## WHAT THIS TASK INVOLVES
Write out the listing below without alteration, omitting its pictures.

Data entries
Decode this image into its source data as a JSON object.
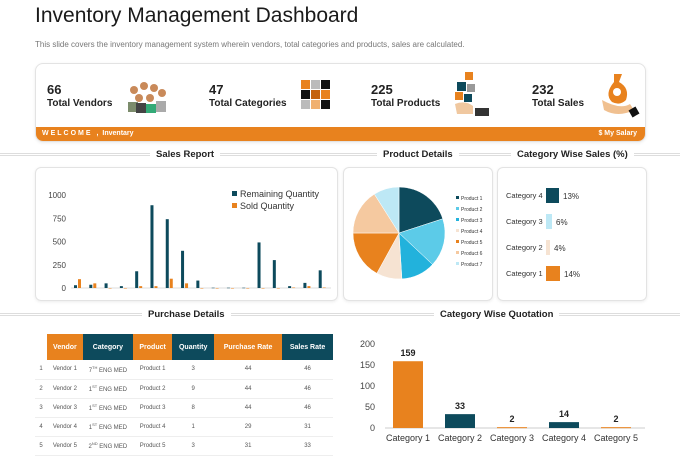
{
  "title": "Inventory Management Dashboard",
  "subtitle": "This slide covers the inventory management system wherein vendors, total categories and products, sales are calculated.",
  "kpis": [
    {
      "value": "66",
      "label": "Total Vendors",
      "icon": "people-group-icon"
    },
    {
      "value": "47",
      "label": "Total Categories",
      "icon": "grid-squares-icon"
    },
    {
      "value": "225",
      "label": "Total Products",
      "icon": "product-boxes-icon"
    },
    {
      "value": "232",
      "label": "Total Sales",
      "icon": "money-bag-hand-icon"
    }
  ],
  "banner": {
    "welcome": "WELCOME ,",
    "user": "Inventary",
    "right": "$ My Salary"
  },
  "sections": {
    "sales_report": "Sales Report",
    "product_details": "Product Details",
    "category_sales": "Category Wise Sales (%)",
    "purchase_details": "Purchase Details",
    "category_quotation": "Category Wise Quotation"
  },
  "colors": {
    "orange": "#e8821e",
    "dark": "#0d4a5c"
  },
  "chart_data": [
    {
      "type": "bar",
      "title": "Sales Report",
      "ylim": [
        0,
        1000
      ],
      "yticks": [
        0,
        250,
        500,
        750,
        1000
      ],
      "legend": "top-right",
      "series": [
        {
          "name": "Remaining Quantity",
          "color": "#0d4a5c",
          "values": [
            30,
            35,
            50,
            20,
            180,
            890,
            740,
            400,
            80,
            3,
            3,
            3,
            490,
            300,
            20,
            55,
            190
          ]
        },
        {
          "name": "Sold Quantity",
          "color": "#e8821e",
          "values": [
            95,
            50,
            0,
            0,
            20,
            20,
            100,
            50,
            0,
            0,
            0,
            0,
            0,
            0,
            5,
            20,
            5
          ]
        }
      ]
    },
    {
      "type": "pie",
      "title": "Product Details",
      "labels": [
        "Product 1",
        "Product 2",
        "Product 3",
        "Product 4",
        "Product 5",
        "Product 6",
        "Product 7"
      ],
      "values": [
        20,
        17,
        12,
        9,
        17,
        16,
        9
      ],
      "colors": [
        "#0d4a5c",
        "#5ccbe8",
        "#22b2dc",
        "#f6e3d2",
        "#e8821e",
        "#f5c9a0",
        "#bde8f5"
      ]
    },
    {
      "type": "bar",
      "title": "Category Wise Sales (%)",
      "categories": [
        "Category 4",
        "Category 3",
        "Category 2",
        "Category 1"
      ],
      "values": [
        13,
        6,
        4,
        14
      ],
      "labels": [
        "13%",
        "6%",
        "4%",
        "14%"
      ],
      "colors": [
        "#0d4a5c",
        "#bde8f5",
        "#f6e3d2",
        "#e8821e"
      ]
    },
    {
      "type": "bar",
      "title": "Category Wise Quotation",
      "categories": [
        "Category 1",
        "Category 2",
        "Category 3",
        "Category 4",
        "Category 5"
      ],
      "values": [
        159,
        33,
        2,
        14,
        2
      ],
      "ylim": [
        0,
        200
      ],
      "yticks": [
        0,
        50,
        100,
        150,
        200
      ],
      "colors": [
        "#e8821e",
        "#0d4a5c",
        "#e8821e",
        "#0d4a5c",
        "#e8821e"
      ]
    }
  ],
  "table": {
    "headers": [
      "Vendor",
      "Category",
      "Product",
      "Quantity",
      "Purchase Rate",
      "Sales Rate"
    ],
    "rows": [
      [
        "1",
        "Vendor 1",
        "7",
        "TH",
        "ENG MED",
        "Product 1",
        "3",
        "44",
        "46"
      ],
      [
        "2",
        "Vendor 2",
        "1",
        "ST",
        "ENG MED",
        "Product 2",
        "9",
        "44",
        "46"
      ],
      [
        "3",
        "Vendor 3",
        "1",
        "ST",
        "ENG MED",
        "Product 3",
        "8",
        "44",
        "46"
      ],
      [
        "4",
        "Vendor 4",
        "1",
        "ST",
        "ENG MED",
        "Product 4",
        "1",
        "29",
        "31"
      ],
      [
        "5",
        "Vendor 5",
        "2",
        "ND",
        "ENG MED",
        "Product 5",
        "3",
        "31",
        "33"
      ]
    ]
  }
}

## OUTPUT OF THE EXERCISE
Decode this image into its source data as a JSON object.
{
  "title": "Inventory Management Dashboard",
  "subtitle": "This slide covers the inventory management system wherein vendors, total categories and products, sales are calculated.",
  "kpis": [
    {
      "value": "66",
      "label": "Total Vendors",
      "icon": "people-group-icon"
    },
    {
      "value": "47",
      "label": "Total Categories",
      "icon": "grid-squares-icon"
    },
    {
      "value": "225",
      "label": "Total Products",
      "icon": "product-boxes-icon"
    },
    {
      "value": "232",
      "label": "Total Sales",
      "icon": "money-bag-hand-icon"
    }
  ],
  "banner": {
    "welcome": "WELCOME ,",
    "user": "Inventary",
    "right": "$ My Salary"
  },
  "sections": {
    "sales_report": "Sales Report",
    "product_details": "Product Details",
    "category_sales": "Category Wise Sales (%)",
    "purchase_details": "Purchase Details",
    "category_quotation": "Category Wise Quotation"
  },
  "colors": {
    "orange": "#e8821e",
    "dark": "#0d4a5c"
  },
  "chart_data": [
    {
      "type": "bar",
      "title": "Sales Report",
      "ylim": [
        0,
        1000
      ],
      "yticks": [
        0,
        250,
        500,
        750,
        1000
      ],
      "legend": "top-right",
      "series": [
        {
          "name": "Remaining Quantity",
          "color": "#0d4a5c",
          "values": [
            30,
            35,
            50,
            20,
            180,
            890,
            740,
            400,
            80,
            3,
            3,
            3,
            490,
            300,
            20,
            55,
            190
          ]
        },
        {
          "name": "Sold Quantity",
          "color": "#e8821e",
          "values": [
            95,
            50,
            0,
            0,
            20,
            20,
            100,
            50,
            0,
            0,
            0,
            0,
            0,
            0,
            5,
            20,
            5
          ]
        }
      ]
    },
    {
      "type": "pie",
      "title": "Product Details",
      "labels": [
        "Product 1",
        "Product 2",
        "Product 3",
        "Product 4",
        "Product 5",
        "Product 6",
        "Product 7"
      ],
      "values": [
        20,
        17,
        12,
        9,
        17,
        16,
        9
      ],
      "colors": [
        "#0d4a5c",
        "#5ccbe8",
        "#22b2dc",
        "#f6e3d2",
        "#e8821e",
        "#f5c9a0",
        "#bde8f5"
      ]
    },
    {
      "type": "bar",
      "title": "Category Wise Sales (%)",
      "categories": [
        "Category 4",
        "Category 3",
        "Category 2",
        "Category 1"
      ],
      "values": [
        13,
        6,
        4,
        14
      ],
      "labels": [
        "13%",
        "6%",
        "4%",
        "14%"
      ],
      "colors": [
        "#0d4a5c",
        "#bde8f5",
        "#f6e3d2",
        "#e8821e"
      ]
    },
    {
      "type": "bar",
      "title": "Category Wise Quotation",
      "categories": [
        "Category 1",
        "Category 2",
        "Category 3",
        "Category 4",
        "Category 5"
      ],
      "values": [
        159,
        33,
        2,
        14,
        2
      ],
      "ylim": [
        0,
        200
      ],
      "yticks": [
        0,
        50,
        100,
        150,
        200
      ],
      "colors": [
        "#e8821e",
        "#0d4a5c",
        "#e8821e",
        "#0d4a5c",
        "#e8821e"
      ]
    }
  ],
  "table": {
    "headers": [
      "Vendor",
      "Category",
      "Product",
      "Quantity",
      "Purchase Rate",
      "Sales Rate"
    ],
    "rows": [
      [
        "1",
        "Vendor 1",
        "7",
        "TH",
        "ENG MED",
        "Product 1",
        "3",
        "44",
        "46"
      ],
      [
        "2",
        "Vendor 2",
        "1",
        "ST",
        "ENG MED",
        "Product 2",
        "9",
        "44",
        "46"
      ],
      [
        "3",
        "Vendor 3",
        "1",
        "ST",
        "ENG MED",
        "Product 3",
        "8",
        "44",
        "46"
      ],
      [
        "4",
        "Vendor 4",
        "1",
        "ST",
        "ENG MED",
        "Product 4",
        "1",
        "29",
        "31"
      ],
      [
        "5",
        "Vendor 5",
        "2",
        "ND",
        "ENG MED",
        "Product 5",
        "3",
        "31",
        "33"
      ]
    ]
  }
}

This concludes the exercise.